WHAT IS NEEDED.
Below is the data. Give it again, complete and exact.

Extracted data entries

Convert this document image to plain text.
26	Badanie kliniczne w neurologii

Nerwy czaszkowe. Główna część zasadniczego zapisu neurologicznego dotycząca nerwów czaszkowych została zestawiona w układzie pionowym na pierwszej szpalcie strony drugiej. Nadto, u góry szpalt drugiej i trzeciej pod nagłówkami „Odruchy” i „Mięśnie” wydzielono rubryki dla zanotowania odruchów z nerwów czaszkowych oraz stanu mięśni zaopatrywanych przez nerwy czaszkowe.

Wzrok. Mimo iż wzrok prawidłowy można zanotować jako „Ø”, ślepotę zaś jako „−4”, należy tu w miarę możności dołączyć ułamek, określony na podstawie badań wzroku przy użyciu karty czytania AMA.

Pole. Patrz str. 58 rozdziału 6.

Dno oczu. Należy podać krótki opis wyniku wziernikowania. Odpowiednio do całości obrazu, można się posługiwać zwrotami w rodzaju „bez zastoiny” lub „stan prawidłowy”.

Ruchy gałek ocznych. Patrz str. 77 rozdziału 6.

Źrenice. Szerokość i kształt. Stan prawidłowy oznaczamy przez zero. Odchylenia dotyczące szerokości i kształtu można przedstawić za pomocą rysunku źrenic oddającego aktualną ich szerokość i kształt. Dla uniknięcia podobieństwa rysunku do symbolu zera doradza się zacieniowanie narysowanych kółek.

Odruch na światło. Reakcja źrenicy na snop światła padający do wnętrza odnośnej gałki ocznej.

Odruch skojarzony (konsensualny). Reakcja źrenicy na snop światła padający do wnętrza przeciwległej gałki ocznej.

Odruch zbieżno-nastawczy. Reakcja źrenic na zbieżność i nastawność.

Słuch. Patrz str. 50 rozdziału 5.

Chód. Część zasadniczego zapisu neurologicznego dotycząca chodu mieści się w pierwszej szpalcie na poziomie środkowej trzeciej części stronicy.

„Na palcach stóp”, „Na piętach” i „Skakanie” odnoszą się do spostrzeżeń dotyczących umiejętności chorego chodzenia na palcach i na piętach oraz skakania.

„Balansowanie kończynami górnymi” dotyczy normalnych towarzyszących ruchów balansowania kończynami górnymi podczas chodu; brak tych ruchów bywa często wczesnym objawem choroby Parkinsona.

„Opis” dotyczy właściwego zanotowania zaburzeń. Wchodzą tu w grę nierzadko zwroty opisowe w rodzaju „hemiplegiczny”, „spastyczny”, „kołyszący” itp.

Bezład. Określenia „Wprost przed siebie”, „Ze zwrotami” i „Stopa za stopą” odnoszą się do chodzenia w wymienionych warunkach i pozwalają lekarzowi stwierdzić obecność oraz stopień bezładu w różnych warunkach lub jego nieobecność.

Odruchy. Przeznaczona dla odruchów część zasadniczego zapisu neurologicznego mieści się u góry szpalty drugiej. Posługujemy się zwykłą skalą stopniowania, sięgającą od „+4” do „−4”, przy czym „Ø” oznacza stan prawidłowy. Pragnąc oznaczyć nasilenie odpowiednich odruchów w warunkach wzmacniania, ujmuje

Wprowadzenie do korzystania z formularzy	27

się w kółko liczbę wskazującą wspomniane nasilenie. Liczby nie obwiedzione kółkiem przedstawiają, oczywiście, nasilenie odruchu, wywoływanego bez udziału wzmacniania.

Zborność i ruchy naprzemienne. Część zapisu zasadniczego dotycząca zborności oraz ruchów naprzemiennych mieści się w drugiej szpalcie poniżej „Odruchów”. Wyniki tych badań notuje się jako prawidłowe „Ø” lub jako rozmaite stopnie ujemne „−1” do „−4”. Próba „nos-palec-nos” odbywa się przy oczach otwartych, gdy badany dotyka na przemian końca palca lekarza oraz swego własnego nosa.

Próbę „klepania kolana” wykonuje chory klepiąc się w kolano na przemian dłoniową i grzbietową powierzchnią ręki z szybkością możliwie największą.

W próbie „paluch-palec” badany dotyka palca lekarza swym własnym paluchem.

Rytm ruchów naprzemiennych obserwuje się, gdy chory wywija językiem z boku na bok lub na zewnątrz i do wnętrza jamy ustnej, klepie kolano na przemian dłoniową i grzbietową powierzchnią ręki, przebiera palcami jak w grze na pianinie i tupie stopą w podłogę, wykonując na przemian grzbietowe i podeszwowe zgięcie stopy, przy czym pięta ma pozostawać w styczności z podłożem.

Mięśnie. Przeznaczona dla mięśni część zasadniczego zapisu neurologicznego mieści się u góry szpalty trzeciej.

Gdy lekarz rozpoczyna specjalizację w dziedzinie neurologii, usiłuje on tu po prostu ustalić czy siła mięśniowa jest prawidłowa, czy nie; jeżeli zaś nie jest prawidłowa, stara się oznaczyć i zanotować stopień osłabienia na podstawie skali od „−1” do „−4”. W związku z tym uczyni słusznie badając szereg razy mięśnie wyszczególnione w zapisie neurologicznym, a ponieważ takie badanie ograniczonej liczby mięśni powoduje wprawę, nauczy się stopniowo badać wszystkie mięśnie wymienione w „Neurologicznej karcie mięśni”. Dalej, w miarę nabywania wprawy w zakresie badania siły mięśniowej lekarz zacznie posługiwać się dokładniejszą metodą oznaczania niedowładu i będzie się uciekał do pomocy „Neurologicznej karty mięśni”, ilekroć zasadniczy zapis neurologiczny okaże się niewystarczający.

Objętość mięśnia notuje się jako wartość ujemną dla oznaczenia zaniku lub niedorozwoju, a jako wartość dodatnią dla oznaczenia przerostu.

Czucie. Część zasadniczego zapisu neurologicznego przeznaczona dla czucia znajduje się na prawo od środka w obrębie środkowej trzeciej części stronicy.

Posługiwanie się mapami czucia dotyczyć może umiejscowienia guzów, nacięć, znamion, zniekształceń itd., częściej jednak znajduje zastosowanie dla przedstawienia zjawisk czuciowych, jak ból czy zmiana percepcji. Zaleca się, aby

EXERCISE ANSWER.
Convert this document image to plain text.
26	Badanie kliniczne w neurologii

Nerwy czaszkowe. Główna część zasadniczego zapisu neurologicznego dotycząca nerwów czaszkowych została zestawiona w układzie pionowym na pierwszej szpalcie strony drugiej. Nadto, u góry szpalt drugiej i trzeciej pod nagłówkami „Odruchy” i „Mięśnie” wydzielono rubryki dla zanotowania odruchów z nerwów czaszkowych oraz stanu mięśni zaopatrywanych przez nerwy czaszkowe.

Wzrok. Mimo iż wzrok prawidłowy można zanotować jako „Ø”, ślepotę zaś jako „−4”, należy tu w miarę możności dołączyć ułamek, określony na podstawie badań wzroku przy użyciu karty czytania AMA.

Pole. Patrz str. 58 rozdziału 6.

Dno oczu. Należy podać krótki opis wyniku wziernikowania. Odpowiednio do całości obrazu, można się posługiwać zwrotami w rodzaju „bez zastoiny” lub „stan prawidłowy”.

Ruchy gałek ocznych. Patrz str. 77 rozdziału 6.

Źrenice. Szerokość i kształt. Stan prawidłowy oznaczamy przez zero. Odchylenia dotyczące szerokości i kształtu można przedstawić za pomocą rysunku źrenic oddającego aktualną ich szerokość i kształt. Dla uniknięcia podobieństwa rysunku do symbolu zera doradza się zacieniowanie narysowanych kółek.

Odruch na światło. Reakcja źrenicy na snop światła padający do wnętrza odnośnej gałki ocznej.

Odruch skojarzony (konsensualny). Reakcja źrenicy na snop światła padający do wnętrza przeciwległej gałki ocznej.

Odruch zbieżno-nastawczy. Reakcja źrenic na zbieżność i nastawność.

Słuch. Patrz str. 50 rozdziału 5.

Chód. Część zasadniczego zapisu neurologicznego dotycząca chodu mieści się w pierwszej szpalcie na poziomie środkowej trzeciej części stronicy.

„Na palcach stóp”, „Na piętach” i „Skakanie” odnoszą się do spostrzeżeń dotyczących umiejętności chorego chodzenia na palcach i na piętach oraz skakania.

„Balansowanie kończynami górnymi” dotyczy normalnych towarzyszących ruchów balansowania kończynami górnymi podczas chodu; brak tych ruchów bywa często wczesnym objawem choroby Parkinsona.

„Opis” dotyczy właściwego zanotowania zaburzeń. Wchodzą tu w grę nierzadko zwroty opisowe w rodzaju „hemiplegiczny”, „spastyczny”, „kołyszący” itp.

Bezład. Określenia „Wprost przed siebie”, „Ze zwrotami” i „Stopa za stopą” odnoszą się do chodzenia w wymienionych warunkach i pozwalają lekarzowi stwierdzić obecność oraz stopień bezładu w różnych warunkach lub jego nieobecność.

Odruchy. Przeznaczona dla odruchów część zasadniczego zapisu neurologicznego mieści się u góry szpalty drugiej. Posługujemy się zwykłą skalą stopniowania, sięgającą od „+4” do „−4”, przy czym „Ø” oznacza stan prawidłowy. Pragnąc oznaczyć nasilenie odpowiednich odruchów w warunkach wzmacniania, ujmuje

Wprowadzenie do korzystania z formularzy	27

się w kółko liczbę wskazującą wspomniane nasilenie. Liczby nie obwiedzione kółkiem przedstawiają, oczywiście, nasilenie odruchu, wywoływanego bez udziału wzmacniania.

Zborność i ruchy naprzemienne. Część zapisu zasadniczego dotycząca zborności oraz ruchów naprzemiennych mieści się w drugiej szpalcie poniżej „Odruchów”. Wyniki tych badań notuje się jako prawidłowe „Ø” lub jako rozmaite stopnie ujemne „−1” do „−4”. Próba „nos-palec-nos” odbywa się przy oczach otwartych, gdy badany dotyka na przemian końca palca lekarza oraz swego własnego nosa.

Próbę „klepania kolana” wykonuje chory klepiąc się w kolano na przemian dłoniową i grzbietową powierzchnią ręki z szybkością możliwie największą.

W próbie „paluch-palec” badany dotyka palca lekarza swym własnym paluchem.

Rytm ruchów naprzemiennych obserwuje się, gdy chory wywija językiem z boku na bok lub na zewnątrz i do wnętrza jamy ustnej, klepie kolano na przemian dłoniową i grzbietową powierzchnią ręki, przebiera palcami jak w grze na pianinie i tupie stopą w podłogę, wykonując na przemian grzbietowe i podeszwowe zgięcie stopy, przy czym pięta ma pozostawać w styczności z podłożem.

Mięśnie. Przeznaczona dla mięśni część zasadniczego zapisu neurologicznego mieści się u góry szpalty trzeciej.

Gdy lekarz rozpoczyna specjalizację w dziedzinie neurologii, usiłuje on tu po prostu ustalić czy siła mięśniowa jest prawidłowa, czy nie; jeżeli zaś nie jest prawidłowa, stara się oznaczyć i zanotować stopień osłabienia na podstawie skali od „−1” do „−4”. W związku z tym uczyni słusznie badając szereg razy mięśnie wyszczególnione w zapisie neurologicznym, a ponieważ takie badanie ograniczonej liczby mięśni powoduje wprawę, nauczy się stopniowo badać wszystkie mięśnie wymienione w „Neurologicznej karcie mięśni”. Dalej, w miarę nabywania wprawy w zakresie badania siły mięśniowej lekarz zacznie posługiwać się dokładniejszą metodą oznaczania niedowładu i będzie się uciekał do pomocy „Neurologicznej karty mięśni”, ilekroć zasadniczy zapis neurologiczny okaże się niewystarczający.

Objętość mięśnia notuje się jako wartość ujemną dla oznaczenia zaniku lub niedorozwoju, a jako wartość dodatnią dla oznaczenia przerostu.

Czucie. Część zasadniczego zapisu neurologicznego przeznaczona dla czucia znajduje się na prawo od środka w obrębie środkowej trzeciej części stronicy.

Posługiwanie się mapami czucia dotyczyć może umiejscowienia guzów, nacięć, znamion, zniekształceń itd., częściej jednak znajduje zastosowanie dla przedstawienia zjawisk czuciowych, jak ból czy zmiana percepcji. Zaleca się, aby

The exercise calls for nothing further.